#### [What needs to be done]
Note each line where "text" appears, and copy it.
▼
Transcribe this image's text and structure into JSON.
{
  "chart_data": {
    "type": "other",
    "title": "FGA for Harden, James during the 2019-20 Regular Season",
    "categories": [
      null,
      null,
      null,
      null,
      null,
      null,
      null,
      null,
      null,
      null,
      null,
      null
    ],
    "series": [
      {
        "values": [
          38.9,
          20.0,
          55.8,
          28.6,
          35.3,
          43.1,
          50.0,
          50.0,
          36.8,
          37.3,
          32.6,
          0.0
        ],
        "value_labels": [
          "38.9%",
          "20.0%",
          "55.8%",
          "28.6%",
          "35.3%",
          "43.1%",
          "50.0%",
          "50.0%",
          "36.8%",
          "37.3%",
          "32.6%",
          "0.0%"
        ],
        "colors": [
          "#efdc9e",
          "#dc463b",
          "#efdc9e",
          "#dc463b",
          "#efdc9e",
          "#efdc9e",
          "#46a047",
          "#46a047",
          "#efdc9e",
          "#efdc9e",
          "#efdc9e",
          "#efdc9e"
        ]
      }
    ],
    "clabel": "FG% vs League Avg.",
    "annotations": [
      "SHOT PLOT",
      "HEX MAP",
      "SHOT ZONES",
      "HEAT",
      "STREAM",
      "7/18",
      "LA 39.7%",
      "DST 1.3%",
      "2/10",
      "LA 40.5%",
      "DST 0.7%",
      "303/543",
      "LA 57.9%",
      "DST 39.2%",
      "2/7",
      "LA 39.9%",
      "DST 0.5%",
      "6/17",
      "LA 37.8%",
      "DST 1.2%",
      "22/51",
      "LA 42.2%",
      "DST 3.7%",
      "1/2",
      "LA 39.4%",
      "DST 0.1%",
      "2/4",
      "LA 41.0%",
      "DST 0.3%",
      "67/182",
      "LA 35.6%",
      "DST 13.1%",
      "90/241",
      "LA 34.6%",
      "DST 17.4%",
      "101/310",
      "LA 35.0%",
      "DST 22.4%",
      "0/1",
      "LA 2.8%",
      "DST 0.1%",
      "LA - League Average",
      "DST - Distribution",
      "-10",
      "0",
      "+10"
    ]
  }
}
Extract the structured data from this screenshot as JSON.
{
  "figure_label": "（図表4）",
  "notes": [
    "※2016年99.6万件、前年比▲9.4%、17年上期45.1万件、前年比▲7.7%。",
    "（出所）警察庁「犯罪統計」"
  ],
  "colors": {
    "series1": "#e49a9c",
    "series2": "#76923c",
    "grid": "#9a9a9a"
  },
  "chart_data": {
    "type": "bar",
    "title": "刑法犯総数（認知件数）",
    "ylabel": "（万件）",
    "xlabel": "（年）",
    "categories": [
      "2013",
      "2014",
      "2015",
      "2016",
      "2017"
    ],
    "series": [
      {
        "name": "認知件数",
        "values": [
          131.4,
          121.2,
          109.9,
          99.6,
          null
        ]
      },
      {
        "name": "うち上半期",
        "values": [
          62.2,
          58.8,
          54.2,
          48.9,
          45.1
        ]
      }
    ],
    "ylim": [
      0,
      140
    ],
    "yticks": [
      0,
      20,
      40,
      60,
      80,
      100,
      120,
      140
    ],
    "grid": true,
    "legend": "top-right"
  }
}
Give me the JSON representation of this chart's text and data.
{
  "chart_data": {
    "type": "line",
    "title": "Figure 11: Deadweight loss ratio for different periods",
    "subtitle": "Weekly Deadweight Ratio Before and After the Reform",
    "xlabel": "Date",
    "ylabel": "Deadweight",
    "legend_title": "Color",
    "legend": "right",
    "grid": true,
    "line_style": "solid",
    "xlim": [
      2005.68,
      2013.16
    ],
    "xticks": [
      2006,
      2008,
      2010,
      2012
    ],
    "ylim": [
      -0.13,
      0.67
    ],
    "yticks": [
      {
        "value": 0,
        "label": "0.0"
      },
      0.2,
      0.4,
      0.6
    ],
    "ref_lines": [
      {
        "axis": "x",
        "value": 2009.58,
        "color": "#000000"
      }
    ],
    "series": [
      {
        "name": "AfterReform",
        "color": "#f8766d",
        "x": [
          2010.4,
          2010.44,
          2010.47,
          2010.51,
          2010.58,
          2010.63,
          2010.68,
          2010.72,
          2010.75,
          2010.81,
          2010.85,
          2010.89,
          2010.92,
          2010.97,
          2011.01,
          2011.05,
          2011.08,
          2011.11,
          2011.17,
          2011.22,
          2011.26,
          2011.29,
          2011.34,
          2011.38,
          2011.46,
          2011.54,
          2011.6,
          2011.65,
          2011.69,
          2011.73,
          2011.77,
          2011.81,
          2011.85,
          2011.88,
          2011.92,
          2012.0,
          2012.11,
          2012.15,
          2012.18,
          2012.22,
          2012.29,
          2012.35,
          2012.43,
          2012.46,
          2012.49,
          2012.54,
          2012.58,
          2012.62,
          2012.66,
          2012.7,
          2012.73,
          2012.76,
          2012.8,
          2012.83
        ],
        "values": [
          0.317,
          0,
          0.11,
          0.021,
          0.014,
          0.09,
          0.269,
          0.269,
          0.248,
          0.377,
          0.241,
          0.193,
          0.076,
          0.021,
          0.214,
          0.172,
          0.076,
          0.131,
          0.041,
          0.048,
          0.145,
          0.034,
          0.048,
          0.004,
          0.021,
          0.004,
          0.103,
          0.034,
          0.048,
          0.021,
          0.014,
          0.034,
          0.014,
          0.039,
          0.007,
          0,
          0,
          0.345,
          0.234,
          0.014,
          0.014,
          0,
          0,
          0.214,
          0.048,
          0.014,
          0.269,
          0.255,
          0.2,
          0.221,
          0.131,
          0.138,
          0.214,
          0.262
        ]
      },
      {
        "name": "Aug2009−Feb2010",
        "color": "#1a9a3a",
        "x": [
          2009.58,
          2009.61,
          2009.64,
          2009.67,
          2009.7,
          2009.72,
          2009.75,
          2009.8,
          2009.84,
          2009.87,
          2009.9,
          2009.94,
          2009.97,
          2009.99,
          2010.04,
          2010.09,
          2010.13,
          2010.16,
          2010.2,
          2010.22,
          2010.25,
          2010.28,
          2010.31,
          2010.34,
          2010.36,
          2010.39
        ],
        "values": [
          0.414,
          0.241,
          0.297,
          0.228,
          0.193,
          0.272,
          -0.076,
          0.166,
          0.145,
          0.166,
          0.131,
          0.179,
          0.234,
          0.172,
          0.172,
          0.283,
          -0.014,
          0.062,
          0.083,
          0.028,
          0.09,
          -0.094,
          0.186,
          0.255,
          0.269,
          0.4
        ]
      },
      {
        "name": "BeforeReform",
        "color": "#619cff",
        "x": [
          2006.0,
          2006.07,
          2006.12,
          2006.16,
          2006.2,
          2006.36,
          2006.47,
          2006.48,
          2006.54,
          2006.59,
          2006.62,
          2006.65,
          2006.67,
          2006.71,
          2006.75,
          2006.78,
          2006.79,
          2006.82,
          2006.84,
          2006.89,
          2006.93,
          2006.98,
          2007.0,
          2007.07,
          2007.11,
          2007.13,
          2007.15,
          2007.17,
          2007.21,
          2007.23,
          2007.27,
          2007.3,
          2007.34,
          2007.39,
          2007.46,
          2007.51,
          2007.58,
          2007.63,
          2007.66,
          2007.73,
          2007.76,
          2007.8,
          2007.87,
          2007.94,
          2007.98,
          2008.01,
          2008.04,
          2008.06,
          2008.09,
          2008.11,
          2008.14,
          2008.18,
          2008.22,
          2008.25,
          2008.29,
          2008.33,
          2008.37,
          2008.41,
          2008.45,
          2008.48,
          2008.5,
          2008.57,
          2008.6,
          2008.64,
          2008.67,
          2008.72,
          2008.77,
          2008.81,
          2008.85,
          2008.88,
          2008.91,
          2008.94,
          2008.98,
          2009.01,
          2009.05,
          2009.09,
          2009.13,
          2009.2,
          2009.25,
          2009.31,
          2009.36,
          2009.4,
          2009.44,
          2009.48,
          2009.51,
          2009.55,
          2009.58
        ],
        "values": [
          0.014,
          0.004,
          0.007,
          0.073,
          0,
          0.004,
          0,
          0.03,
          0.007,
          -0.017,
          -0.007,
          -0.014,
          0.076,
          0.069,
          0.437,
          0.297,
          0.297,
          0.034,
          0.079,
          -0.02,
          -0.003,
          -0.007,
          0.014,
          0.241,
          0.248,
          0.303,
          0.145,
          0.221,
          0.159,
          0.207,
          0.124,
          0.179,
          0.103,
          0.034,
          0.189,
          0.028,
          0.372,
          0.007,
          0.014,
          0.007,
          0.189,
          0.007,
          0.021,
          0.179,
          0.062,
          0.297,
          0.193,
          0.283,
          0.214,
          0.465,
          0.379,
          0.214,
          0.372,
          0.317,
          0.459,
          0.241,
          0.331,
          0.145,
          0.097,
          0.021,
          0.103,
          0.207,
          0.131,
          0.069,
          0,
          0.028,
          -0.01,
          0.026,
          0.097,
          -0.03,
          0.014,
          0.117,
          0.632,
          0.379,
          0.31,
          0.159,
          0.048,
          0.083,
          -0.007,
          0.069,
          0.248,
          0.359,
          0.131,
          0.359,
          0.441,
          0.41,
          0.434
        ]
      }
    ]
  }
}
▲
#### [Task response]
Transcribe this image's text and structure into JSON.
Give me the JSON representation of this chart's text and data.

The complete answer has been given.